What you should do: Say how many lines of the material below contain the word "複数回答", with no other words.

Items:
=-=-=
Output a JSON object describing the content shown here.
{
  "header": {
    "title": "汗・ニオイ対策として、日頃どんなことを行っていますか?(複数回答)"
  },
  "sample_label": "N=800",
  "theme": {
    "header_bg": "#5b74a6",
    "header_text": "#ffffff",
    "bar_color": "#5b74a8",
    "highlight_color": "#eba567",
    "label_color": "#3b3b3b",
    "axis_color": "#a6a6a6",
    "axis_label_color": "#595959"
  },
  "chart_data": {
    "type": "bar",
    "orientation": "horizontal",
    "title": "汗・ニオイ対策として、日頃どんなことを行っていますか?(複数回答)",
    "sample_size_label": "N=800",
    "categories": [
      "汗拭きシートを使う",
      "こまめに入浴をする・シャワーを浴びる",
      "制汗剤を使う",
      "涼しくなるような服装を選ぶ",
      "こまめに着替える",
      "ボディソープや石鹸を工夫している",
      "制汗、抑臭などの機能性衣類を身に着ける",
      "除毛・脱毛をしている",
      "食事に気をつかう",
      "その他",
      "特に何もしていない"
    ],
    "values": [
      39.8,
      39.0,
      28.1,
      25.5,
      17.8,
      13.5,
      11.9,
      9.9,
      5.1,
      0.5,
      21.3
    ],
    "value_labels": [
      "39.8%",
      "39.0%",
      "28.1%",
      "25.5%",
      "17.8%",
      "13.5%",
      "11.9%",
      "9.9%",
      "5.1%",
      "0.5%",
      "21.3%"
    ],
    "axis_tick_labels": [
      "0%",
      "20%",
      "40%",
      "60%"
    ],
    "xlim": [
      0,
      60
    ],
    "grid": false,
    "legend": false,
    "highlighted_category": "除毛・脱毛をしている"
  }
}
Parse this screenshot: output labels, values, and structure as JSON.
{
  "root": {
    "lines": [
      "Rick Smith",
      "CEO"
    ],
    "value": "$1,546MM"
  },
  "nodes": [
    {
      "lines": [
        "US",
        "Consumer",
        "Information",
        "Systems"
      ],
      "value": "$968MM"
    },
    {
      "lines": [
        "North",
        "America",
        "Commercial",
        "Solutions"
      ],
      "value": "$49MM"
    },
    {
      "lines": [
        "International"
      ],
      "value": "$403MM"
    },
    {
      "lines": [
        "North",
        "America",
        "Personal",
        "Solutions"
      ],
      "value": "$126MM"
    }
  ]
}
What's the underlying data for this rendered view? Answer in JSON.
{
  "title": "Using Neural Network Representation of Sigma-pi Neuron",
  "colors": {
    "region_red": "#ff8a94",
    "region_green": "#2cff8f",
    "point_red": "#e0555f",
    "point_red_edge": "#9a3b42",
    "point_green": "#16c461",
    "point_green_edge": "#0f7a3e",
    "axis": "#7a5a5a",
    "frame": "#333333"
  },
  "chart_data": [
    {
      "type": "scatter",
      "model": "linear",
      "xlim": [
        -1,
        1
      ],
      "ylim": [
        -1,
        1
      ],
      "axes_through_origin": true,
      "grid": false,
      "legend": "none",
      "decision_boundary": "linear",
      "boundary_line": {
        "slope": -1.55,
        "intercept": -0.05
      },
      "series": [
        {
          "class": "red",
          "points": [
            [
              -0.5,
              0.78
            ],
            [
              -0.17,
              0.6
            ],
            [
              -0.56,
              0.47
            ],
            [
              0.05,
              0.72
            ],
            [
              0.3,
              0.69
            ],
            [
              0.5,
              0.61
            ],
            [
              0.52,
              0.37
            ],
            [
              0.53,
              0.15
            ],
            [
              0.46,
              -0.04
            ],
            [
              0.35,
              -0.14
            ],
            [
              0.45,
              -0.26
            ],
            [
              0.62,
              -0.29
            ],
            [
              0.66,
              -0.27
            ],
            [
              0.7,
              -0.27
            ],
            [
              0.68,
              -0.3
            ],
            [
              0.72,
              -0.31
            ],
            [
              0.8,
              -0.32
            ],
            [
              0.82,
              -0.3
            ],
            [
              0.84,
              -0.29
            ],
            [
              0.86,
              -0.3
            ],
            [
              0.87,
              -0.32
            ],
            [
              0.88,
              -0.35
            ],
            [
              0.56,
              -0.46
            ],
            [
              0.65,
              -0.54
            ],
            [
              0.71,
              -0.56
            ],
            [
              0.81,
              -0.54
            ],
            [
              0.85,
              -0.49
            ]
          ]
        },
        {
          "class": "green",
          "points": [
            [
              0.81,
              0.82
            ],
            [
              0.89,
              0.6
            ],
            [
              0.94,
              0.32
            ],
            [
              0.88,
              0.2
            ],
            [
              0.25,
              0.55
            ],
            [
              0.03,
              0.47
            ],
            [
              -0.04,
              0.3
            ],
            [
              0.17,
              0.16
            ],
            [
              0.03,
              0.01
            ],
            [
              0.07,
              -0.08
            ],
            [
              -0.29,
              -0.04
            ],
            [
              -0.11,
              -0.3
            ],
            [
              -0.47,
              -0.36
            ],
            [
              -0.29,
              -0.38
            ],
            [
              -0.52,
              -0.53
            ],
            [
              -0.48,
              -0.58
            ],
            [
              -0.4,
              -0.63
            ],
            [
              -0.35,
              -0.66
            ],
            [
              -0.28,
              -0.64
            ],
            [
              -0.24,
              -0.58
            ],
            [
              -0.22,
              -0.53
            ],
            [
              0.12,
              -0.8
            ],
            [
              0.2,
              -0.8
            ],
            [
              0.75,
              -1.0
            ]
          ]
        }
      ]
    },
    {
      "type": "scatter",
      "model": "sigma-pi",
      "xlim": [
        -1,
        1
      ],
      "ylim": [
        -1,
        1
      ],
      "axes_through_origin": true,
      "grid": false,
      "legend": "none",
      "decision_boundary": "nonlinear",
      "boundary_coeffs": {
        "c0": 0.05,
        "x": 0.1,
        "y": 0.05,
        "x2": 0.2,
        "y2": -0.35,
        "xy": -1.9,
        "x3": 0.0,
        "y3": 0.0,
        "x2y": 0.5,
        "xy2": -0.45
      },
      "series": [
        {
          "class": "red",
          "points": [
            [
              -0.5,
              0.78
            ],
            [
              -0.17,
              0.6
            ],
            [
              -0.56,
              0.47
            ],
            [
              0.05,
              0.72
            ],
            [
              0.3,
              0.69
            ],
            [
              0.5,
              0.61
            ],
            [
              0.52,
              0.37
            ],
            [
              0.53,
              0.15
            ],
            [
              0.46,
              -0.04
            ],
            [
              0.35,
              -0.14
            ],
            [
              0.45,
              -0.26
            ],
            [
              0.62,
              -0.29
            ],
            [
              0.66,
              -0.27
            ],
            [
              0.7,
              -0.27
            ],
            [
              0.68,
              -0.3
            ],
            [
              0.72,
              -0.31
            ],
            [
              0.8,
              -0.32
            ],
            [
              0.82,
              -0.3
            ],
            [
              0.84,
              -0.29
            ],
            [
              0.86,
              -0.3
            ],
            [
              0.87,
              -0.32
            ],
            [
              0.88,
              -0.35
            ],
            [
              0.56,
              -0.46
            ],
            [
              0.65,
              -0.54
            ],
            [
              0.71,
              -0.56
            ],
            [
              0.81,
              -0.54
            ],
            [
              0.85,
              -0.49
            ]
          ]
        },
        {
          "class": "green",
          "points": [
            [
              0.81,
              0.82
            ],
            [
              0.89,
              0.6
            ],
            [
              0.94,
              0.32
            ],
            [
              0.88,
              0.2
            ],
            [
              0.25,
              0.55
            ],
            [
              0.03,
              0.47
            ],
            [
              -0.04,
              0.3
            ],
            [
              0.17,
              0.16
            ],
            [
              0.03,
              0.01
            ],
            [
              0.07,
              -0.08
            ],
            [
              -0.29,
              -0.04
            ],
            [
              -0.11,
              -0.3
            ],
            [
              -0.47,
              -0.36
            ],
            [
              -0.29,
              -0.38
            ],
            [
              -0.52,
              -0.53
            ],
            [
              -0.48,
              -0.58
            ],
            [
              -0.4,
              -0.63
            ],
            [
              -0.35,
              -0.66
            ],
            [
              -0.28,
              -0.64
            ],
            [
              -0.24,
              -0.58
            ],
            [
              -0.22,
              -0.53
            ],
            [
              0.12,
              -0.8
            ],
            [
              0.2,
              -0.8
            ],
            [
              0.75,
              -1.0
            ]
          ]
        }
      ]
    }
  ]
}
=-=-=
Output for this task: 2